[Source material start]
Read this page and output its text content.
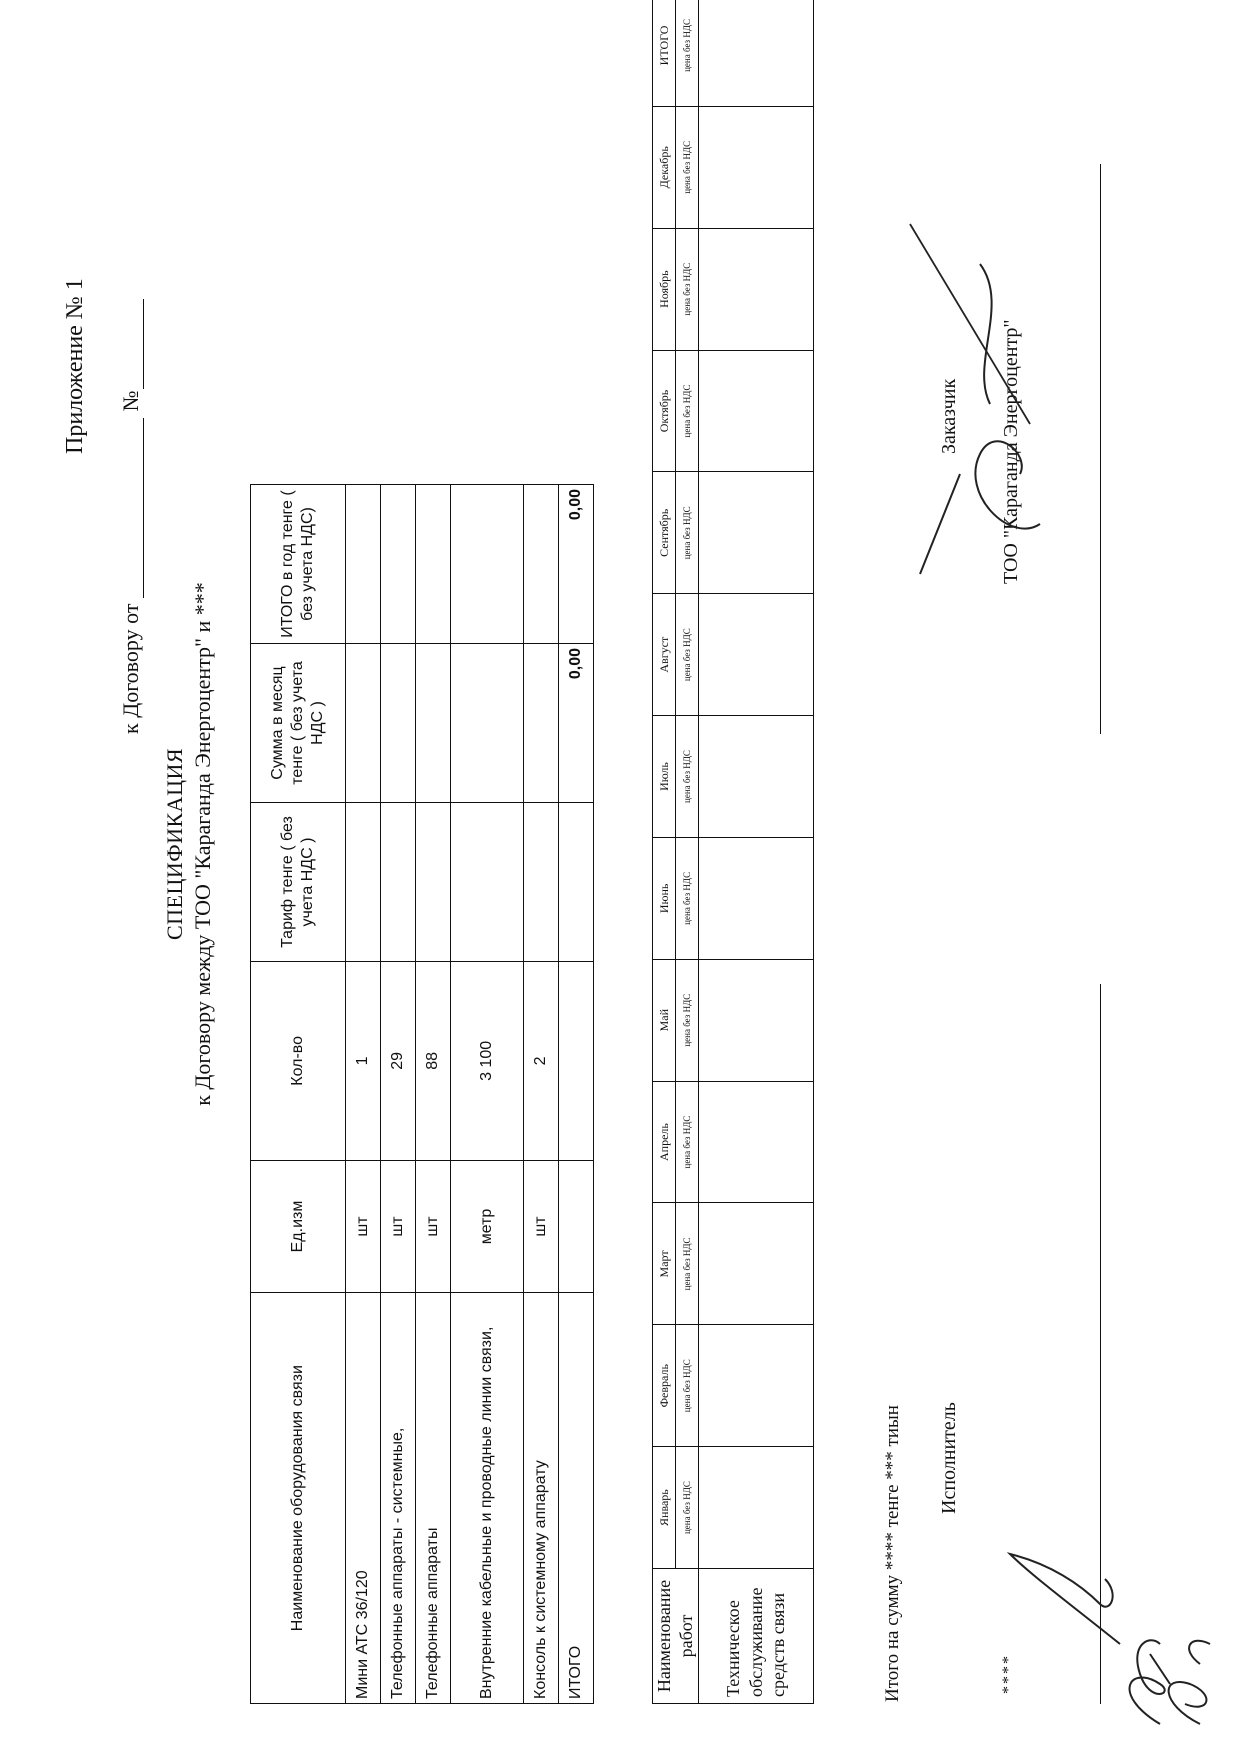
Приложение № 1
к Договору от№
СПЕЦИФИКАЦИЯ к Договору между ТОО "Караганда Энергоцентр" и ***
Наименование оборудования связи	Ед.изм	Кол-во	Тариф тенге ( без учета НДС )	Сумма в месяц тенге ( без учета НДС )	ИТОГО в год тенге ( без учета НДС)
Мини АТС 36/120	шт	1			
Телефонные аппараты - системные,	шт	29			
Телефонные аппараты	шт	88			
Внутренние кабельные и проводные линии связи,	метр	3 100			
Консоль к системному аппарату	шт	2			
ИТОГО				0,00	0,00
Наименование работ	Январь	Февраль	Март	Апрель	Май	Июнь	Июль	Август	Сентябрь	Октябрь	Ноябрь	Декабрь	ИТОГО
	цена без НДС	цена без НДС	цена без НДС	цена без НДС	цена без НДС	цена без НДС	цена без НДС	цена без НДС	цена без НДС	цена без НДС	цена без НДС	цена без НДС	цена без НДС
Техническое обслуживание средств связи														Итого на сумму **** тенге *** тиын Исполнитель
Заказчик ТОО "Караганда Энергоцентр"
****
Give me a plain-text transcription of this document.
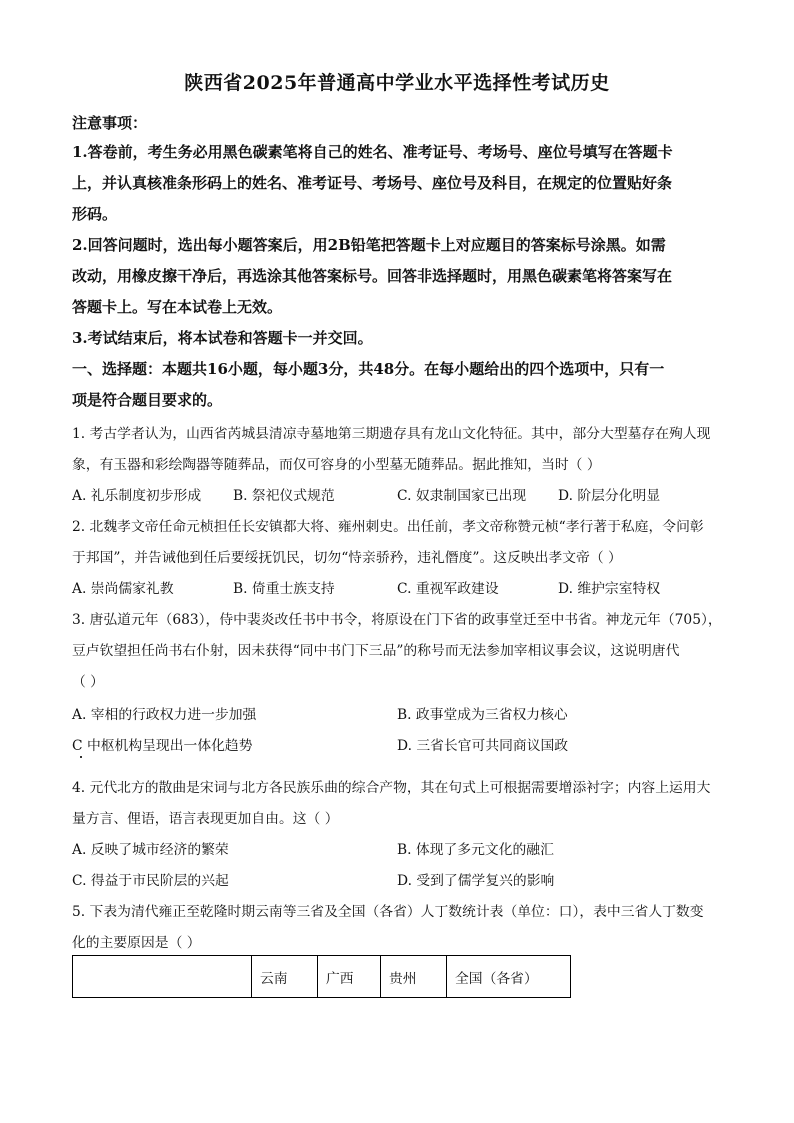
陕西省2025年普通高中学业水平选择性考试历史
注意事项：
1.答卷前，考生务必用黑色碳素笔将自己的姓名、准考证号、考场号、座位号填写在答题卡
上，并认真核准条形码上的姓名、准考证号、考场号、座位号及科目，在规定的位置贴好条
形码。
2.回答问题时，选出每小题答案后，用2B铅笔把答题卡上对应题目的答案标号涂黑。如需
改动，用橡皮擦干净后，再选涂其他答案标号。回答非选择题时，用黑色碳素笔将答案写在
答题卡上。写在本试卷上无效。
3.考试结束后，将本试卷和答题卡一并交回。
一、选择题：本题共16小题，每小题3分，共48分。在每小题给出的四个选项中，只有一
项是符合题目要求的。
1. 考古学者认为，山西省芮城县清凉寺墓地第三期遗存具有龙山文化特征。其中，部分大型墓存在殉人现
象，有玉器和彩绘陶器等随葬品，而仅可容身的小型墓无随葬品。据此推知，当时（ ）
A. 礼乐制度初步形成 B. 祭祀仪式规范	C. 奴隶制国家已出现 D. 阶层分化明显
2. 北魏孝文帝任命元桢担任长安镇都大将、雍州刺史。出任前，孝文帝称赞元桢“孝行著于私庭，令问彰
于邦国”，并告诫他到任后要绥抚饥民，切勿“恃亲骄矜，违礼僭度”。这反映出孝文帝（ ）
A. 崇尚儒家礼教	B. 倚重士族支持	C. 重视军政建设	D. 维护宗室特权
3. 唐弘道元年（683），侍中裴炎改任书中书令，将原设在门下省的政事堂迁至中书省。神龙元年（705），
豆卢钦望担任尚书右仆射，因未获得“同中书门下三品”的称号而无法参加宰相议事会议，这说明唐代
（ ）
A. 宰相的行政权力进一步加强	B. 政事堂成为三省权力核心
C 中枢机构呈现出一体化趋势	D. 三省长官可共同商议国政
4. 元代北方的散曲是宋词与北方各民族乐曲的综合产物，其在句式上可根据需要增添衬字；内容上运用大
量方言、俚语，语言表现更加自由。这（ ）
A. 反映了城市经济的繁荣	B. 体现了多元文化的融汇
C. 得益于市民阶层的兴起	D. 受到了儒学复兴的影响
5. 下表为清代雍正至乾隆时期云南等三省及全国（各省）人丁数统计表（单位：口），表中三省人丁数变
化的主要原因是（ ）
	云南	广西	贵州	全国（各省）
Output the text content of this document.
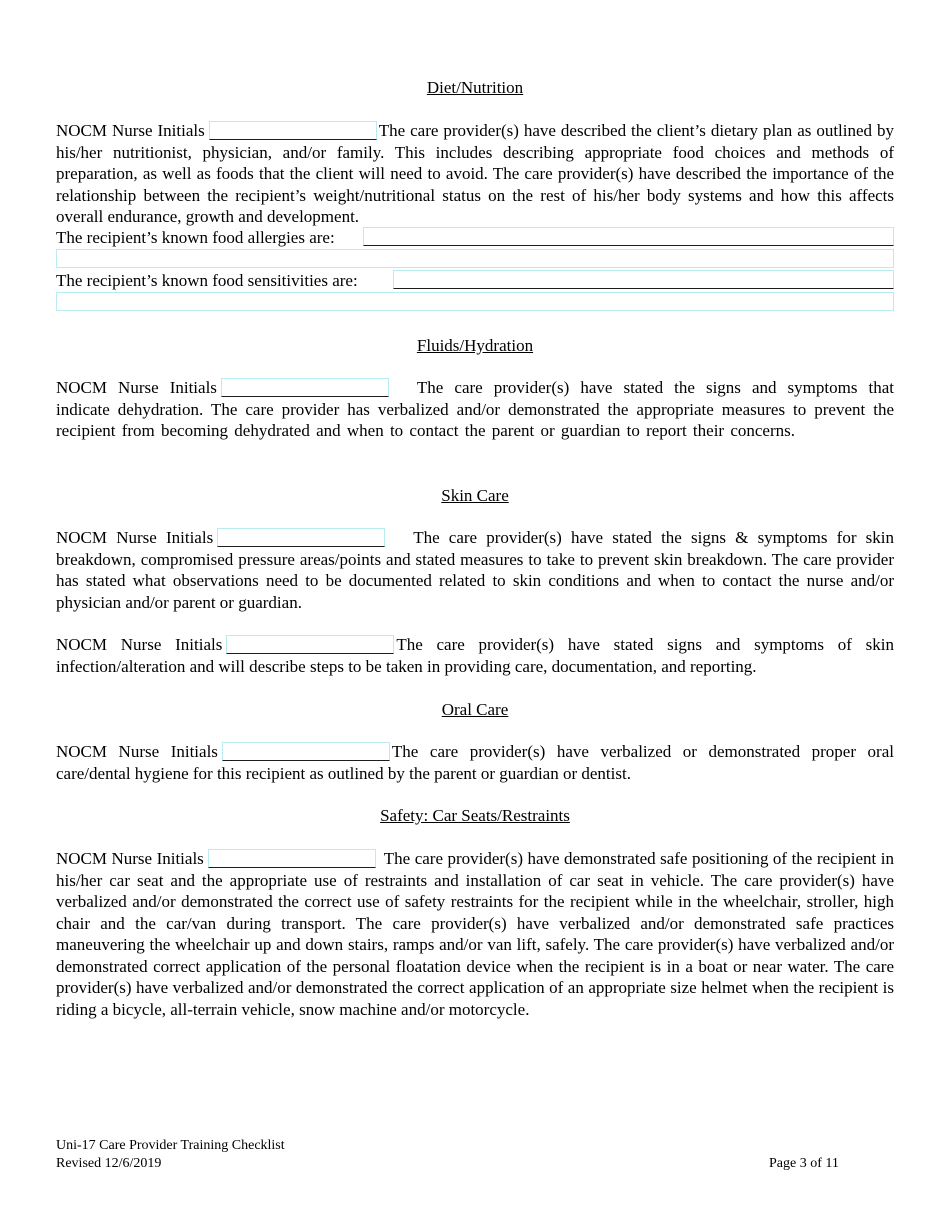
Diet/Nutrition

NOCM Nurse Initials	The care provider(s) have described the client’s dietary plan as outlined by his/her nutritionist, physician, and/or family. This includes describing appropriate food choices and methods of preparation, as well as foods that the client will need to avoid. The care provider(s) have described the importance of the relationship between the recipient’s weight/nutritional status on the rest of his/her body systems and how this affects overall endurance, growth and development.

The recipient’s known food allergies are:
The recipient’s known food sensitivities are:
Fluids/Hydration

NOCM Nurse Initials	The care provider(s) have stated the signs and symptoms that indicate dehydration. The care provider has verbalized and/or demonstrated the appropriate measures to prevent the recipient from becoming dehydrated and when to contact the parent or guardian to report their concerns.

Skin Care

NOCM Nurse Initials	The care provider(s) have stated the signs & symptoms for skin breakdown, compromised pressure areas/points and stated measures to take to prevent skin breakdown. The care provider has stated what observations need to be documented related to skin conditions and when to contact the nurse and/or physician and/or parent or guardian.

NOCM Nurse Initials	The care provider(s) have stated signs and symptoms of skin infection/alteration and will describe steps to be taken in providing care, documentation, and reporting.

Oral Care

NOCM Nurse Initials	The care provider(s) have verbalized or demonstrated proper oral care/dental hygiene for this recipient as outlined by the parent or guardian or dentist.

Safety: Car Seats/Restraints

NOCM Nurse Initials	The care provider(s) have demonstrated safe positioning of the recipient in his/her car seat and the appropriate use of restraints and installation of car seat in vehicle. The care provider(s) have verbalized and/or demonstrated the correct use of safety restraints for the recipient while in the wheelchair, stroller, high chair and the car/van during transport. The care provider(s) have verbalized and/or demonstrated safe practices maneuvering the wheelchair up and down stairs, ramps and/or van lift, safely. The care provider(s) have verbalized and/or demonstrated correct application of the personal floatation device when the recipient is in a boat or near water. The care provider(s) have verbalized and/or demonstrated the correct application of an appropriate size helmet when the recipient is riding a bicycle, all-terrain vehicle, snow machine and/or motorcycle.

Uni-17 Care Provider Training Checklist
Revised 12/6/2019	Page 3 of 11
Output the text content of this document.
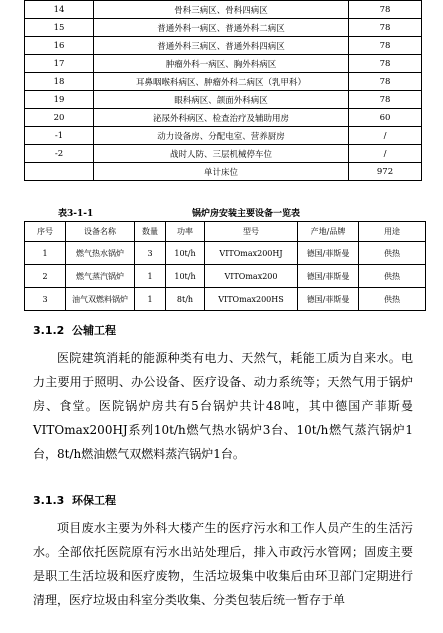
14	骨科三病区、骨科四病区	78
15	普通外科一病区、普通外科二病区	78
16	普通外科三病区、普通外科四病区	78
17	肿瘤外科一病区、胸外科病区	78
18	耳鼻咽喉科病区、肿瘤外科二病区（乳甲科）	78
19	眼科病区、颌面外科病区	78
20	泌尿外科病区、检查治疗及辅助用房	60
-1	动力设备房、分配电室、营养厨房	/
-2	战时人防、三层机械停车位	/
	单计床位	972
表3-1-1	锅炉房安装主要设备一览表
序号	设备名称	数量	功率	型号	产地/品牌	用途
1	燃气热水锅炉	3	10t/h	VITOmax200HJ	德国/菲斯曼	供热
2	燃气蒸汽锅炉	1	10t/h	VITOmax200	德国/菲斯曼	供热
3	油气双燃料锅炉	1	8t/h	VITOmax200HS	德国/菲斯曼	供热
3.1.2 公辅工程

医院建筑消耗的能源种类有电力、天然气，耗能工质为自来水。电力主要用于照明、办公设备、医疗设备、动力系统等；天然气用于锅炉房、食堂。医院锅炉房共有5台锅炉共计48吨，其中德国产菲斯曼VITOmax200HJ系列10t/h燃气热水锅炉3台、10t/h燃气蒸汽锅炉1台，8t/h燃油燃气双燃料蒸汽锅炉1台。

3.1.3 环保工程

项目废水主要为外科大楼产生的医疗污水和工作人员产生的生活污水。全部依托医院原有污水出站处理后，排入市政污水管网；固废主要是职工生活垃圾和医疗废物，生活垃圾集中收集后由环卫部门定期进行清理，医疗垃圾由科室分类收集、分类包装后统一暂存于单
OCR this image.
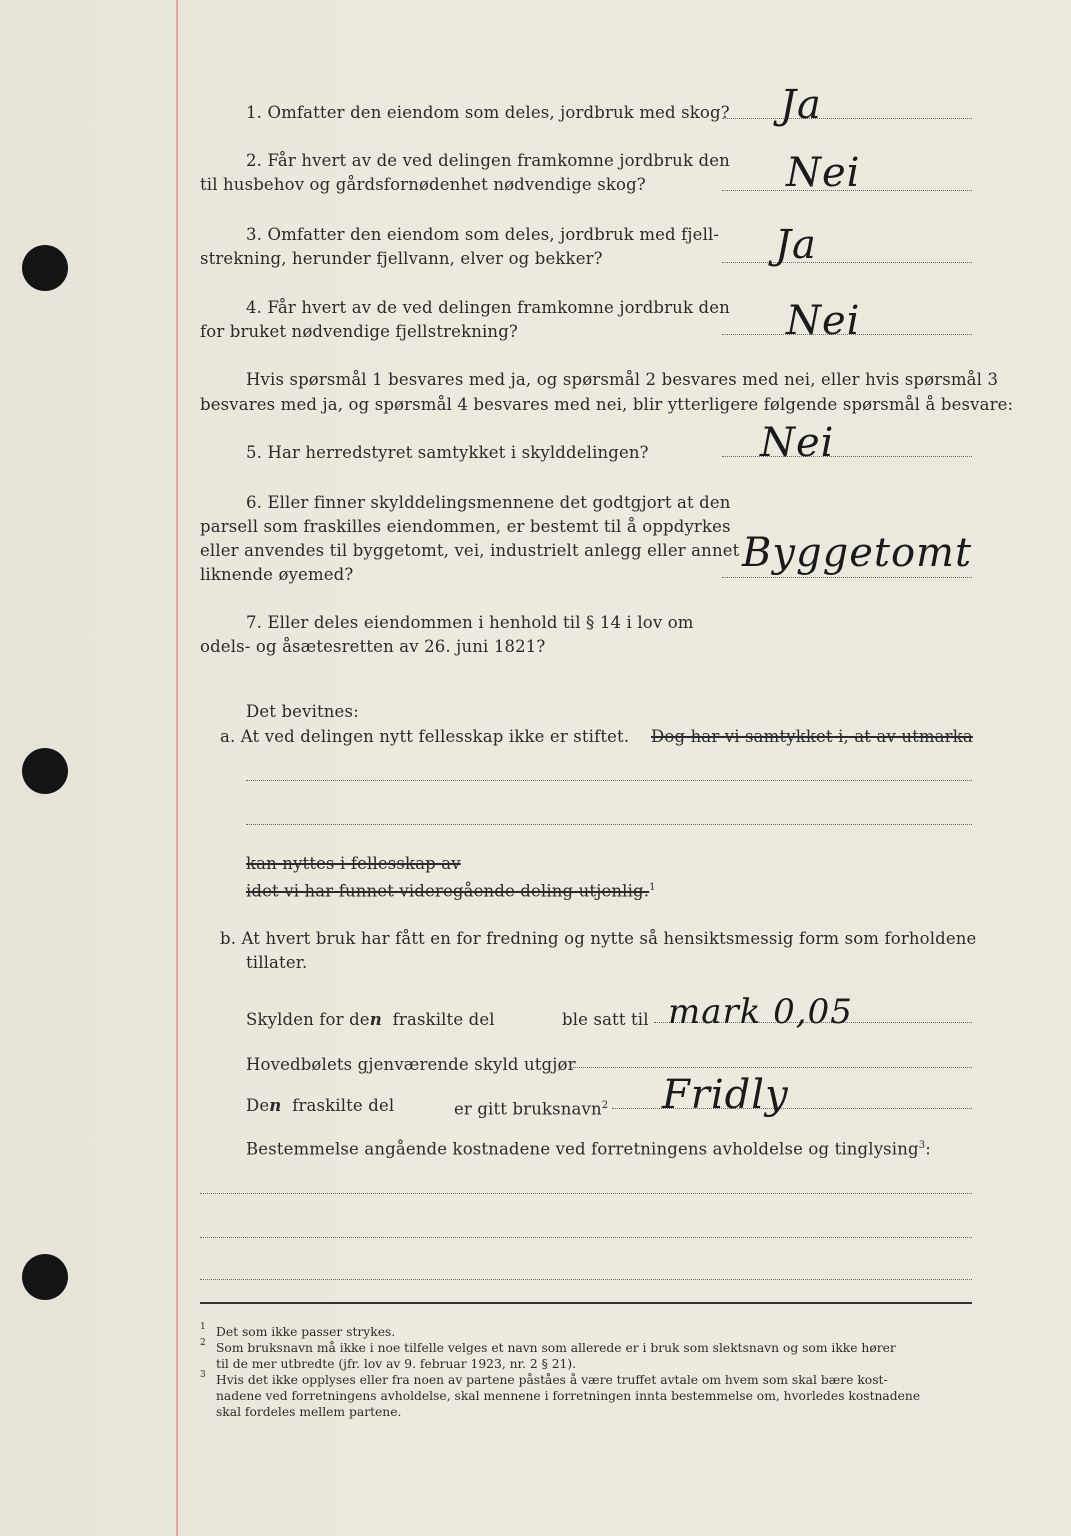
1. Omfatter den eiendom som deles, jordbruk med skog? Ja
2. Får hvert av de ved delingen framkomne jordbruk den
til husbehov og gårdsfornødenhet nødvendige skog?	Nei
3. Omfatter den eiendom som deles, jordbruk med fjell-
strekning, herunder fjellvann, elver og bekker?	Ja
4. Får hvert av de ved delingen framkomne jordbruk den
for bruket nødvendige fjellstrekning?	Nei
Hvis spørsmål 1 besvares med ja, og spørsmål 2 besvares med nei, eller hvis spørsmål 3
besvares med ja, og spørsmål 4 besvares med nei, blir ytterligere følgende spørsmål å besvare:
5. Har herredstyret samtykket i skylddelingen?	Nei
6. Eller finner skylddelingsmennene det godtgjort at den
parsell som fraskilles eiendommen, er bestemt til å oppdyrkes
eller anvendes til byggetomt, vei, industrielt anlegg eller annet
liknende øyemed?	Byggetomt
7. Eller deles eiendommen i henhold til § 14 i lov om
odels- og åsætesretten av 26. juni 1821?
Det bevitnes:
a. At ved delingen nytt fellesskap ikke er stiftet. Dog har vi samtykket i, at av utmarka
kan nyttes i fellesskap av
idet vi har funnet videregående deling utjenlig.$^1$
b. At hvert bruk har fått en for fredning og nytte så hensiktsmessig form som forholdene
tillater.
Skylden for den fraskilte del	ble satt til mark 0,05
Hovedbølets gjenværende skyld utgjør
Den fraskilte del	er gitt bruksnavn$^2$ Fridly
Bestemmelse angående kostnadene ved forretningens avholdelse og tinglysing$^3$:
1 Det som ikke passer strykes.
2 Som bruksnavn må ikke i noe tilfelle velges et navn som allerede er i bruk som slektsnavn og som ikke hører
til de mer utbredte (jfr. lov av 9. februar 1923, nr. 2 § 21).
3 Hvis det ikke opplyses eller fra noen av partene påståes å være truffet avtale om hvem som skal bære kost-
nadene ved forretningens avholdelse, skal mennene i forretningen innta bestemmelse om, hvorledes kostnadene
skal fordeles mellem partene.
[Source material end]
[Given request]
Take each line containing the string "Телефонные" and copy it out.

[Exercise response]
Телефонные аппараты - системные,	шт	29			
Телефонные аппараты	шт	88			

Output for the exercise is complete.